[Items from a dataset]
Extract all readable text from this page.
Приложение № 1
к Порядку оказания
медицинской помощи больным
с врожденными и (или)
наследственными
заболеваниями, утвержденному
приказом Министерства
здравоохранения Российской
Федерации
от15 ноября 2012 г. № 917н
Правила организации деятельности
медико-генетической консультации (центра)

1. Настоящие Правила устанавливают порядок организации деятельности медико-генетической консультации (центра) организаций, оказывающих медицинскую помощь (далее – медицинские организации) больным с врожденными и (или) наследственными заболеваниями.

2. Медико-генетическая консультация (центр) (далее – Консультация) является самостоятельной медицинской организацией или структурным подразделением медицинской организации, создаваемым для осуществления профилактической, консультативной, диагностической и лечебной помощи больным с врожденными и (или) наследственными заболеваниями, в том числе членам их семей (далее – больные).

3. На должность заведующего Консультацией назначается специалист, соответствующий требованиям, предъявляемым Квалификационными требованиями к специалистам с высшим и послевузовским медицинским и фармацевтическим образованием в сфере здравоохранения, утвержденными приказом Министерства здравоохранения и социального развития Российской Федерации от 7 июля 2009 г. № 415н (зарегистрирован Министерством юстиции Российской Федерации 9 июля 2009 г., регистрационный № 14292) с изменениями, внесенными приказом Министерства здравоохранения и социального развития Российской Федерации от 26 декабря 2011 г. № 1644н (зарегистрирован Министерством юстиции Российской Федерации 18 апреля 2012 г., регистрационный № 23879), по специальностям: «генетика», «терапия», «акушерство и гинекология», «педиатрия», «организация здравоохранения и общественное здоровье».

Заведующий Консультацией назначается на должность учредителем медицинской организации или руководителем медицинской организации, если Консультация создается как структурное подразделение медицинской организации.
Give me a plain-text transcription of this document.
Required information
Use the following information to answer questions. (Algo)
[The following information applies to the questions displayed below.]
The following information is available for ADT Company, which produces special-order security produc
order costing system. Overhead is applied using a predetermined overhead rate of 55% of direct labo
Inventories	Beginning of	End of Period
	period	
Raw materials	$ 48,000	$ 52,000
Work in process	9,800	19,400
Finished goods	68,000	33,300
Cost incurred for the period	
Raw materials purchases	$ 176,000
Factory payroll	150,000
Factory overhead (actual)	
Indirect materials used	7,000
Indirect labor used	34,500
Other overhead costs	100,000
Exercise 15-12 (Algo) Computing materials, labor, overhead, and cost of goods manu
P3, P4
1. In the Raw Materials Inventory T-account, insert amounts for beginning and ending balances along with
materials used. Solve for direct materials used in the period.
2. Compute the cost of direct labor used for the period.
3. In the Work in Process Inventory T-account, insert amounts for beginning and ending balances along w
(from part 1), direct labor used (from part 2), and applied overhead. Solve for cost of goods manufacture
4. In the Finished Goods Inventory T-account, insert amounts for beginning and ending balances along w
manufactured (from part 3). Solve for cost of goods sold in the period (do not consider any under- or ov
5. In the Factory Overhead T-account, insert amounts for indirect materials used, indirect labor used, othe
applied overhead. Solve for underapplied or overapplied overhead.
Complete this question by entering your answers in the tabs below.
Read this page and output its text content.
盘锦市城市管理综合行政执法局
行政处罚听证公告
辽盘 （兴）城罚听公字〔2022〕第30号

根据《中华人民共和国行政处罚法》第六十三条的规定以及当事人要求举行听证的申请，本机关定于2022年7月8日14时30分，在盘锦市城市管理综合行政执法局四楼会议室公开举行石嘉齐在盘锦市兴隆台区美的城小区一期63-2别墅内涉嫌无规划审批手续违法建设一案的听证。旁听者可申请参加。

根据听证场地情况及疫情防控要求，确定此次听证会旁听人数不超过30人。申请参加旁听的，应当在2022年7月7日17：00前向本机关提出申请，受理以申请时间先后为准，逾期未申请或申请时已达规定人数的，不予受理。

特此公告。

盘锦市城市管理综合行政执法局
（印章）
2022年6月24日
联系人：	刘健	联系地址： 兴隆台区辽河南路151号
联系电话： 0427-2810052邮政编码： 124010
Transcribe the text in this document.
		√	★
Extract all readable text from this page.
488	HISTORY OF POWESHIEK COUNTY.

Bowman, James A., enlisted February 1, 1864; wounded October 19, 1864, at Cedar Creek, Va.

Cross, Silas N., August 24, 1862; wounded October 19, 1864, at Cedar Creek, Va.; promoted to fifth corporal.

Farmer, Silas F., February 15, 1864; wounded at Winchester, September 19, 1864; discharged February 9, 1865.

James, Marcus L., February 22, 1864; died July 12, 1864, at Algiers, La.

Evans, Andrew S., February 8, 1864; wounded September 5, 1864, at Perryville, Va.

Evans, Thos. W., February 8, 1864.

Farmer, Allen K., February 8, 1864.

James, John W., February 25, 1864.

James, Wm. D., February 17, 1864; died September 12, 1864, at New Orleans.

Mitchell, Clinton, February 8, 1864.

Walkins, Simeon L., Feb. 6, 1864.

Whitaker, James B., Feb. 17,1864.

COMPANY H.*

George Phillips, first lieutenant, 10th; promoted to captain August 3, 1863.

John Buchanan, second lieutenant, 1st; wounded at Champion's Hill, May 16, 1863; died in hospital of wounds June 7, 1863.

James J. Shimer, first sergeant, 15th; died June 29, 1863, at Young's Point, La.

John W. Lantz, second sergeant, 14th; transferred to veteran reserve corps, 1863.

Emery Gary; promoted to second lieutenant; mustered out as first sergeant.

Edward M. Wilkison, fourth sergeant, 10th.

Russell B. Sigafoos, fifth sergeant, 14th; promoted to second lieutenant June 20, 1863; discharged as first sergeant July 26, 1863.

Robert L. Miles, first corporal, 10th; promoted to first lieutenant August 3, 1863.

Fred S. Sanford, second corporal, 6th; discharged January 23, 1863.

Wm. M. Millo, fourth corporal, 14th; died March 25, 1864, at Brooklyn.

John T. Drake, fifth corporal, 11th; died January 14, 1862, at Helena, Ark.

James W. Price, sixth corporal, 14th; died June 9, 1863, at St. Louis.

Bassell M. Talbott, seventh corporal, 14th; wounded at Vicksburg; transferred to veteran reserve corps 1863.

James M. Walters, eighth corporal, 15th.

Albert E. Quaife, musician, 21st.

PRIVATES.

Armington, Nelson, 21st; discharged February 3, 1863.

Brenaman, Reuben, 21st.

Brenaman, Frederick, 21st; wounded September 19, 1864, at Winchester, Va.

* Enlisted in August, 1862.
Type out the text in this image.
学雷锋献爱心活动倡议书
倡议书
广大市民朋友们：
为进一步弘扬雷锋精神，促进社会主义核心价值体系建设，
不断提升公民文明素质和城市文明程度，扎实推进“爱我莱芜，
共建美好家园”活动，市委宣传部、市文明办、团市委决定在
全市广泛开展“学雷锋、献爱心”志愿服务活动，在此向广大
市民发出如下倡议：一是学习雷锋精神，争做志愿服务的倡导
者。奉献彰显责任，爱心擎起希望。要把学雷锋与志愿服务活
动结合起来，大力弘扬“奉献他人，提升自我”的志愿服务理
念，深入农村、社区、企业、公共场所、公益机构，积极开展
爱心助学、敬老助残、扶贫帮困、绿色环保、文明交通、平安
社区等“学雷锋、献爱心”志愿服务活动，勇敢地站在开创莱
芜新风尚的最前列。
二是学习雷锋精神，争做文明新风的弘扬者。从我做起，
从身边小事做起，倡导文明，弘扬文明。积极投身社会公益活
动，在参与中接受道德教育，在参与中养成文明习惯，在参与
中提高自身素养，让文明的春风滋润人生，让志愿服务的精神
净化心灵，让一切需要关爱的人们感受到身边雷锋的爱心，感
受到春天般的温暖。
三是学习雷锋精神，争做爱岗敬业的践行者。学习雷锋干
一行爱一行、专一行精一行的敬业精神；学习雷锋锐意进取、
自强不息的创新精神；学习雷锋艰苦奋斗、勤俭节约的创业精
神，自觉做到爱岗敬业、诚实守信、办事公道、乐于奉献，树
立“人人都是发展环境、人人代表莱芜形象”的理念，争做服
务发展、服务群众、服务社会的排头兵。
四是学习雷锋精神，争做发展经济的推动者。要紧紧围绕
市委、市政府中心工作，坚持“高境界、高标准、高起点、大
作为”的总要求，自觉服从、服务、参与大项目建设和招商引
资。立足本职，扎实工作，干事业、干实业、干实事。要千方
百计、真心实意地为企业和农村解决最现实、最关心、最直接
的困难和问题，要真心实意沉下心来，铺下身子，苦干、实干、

--- What needs to be done ---
How many lines in the listing above contain the string "Creek"? Answer with the number only.

--- Response to this task ---
2